[Exercise instructions]
Reproduce all the entries exactly and keep the pictures out.

◇ ◇ ◇ ◇

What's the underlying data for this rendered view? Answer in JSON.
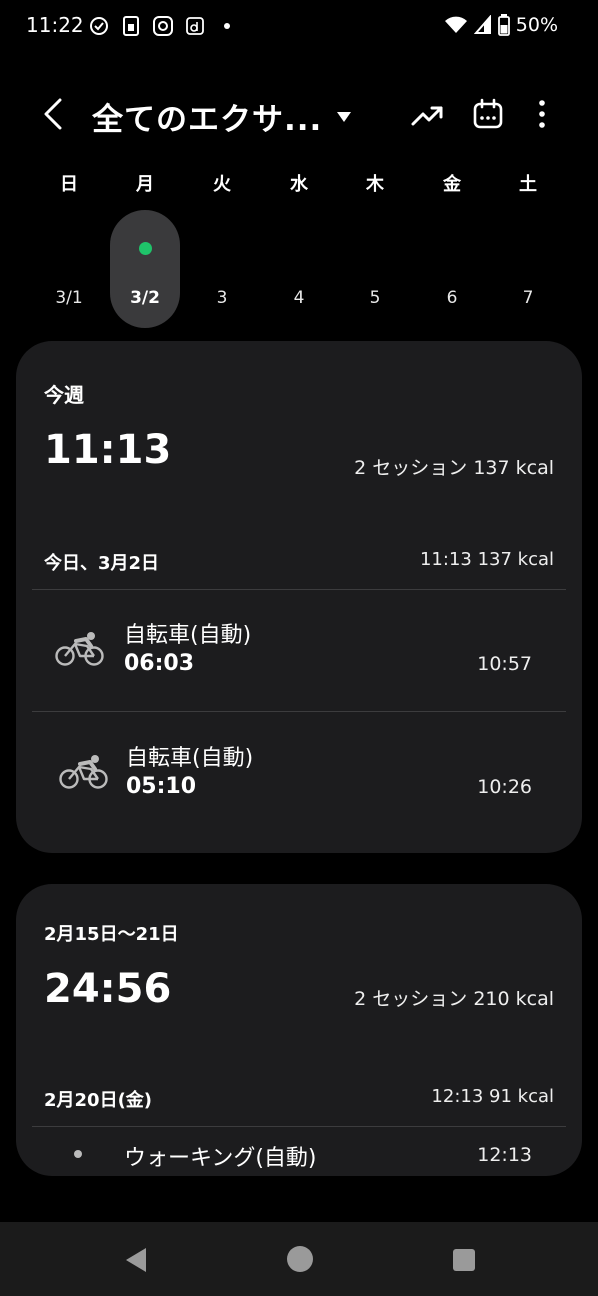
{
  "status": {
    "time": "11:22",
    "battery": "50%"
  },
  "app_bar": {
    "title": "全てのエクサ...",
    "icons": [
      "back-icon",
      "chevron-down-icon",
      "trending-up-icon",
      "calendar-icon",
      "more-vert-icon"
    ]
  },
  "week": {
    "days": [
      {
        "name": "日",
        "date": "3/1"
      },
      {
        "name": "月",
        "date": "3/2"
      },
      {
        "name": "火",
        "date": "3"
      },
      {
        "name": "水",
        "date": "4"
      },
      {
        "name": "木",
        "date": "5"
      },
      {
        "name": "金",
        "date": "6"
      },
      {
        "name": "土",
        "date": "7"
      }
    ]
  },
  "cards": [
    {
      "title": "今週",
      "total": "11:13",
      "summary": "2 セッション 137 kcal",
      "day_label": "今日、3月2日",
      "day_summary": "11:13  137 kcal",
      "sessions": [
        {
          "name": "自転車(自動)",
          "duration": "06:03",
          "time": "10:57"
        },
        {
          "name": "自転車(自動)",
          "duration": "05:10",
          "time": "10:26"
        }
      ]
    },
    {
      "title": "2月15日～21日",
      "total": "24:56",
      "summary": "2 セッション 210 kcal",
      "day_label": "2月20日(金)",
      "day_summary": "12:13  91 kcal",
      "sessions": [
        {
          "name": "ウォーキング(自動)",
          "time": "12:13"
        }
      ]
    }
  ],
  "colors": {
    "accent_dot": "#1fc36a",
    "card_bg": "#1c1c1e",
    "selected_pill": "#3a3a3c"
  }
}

◇ ◇ ◇ ◇

[Correct result]
What's the underlying data for this rendered view? Answer in JSON.
{
  "status": {
    "time": "11:22",
    "battery": "50%"
  },
  "app_bar": {
    "title": "全てのエクサ...",
    "icons": [
      "back-icon",
      "chevron-down-icon",
      "trending-up-icon",
      "calendar-icon",
      "more-vert-icon"
    ]
  },
  "week": {
    "days": [
      {
        "name": "日",
        "date": "3/1"
      },
      {
        "name": "月",
        "date": "3/2"
      },
      {
        "name": "火",
        "date": "3"
      },
      {
        "name": "水",
        "date": "4"
      },
      {
        "name": "木",
        "date": "5"
      },
      {
        "name": "金",
        "date": "6"
      },
      {
        "name": "土",
        "date": "7"
      }
    ]
  },
  "cards": [
    {
      "title": "今週",
      "total": "11:13",
      "summary": "2 セッション 137 kcal",
      "day_label": "今日、3月2日",
      "day_summary": "11:13  137 kcal",
      "sessions": [
        {
          "name": "自転車(自動)",
          "duration": "06:03",
          "time": "10:57"
        },
        {
          "name": "自転車(自動)",
          "duration": "05:10",
          "time": "10:26"
        }
      ]
    },
    {
      "title": "2月15日～21日",
      "total": "24:56",
      "summary": "2 セッション 210 kcal",
      "day_label": "2月20日(金)",
      "day_summary": "12:13  91 kcal",
      "sessions": [
        {
          "name": "ウォーキング(自動)",
          "time": "12:13"
        }
      ]
    }
  ],
  "colors": {
    "accent_dot": "#1fc36a",
    "card_bg": "#1c1c1e",
    "selected_pill": "#3a3a3c"
  }
}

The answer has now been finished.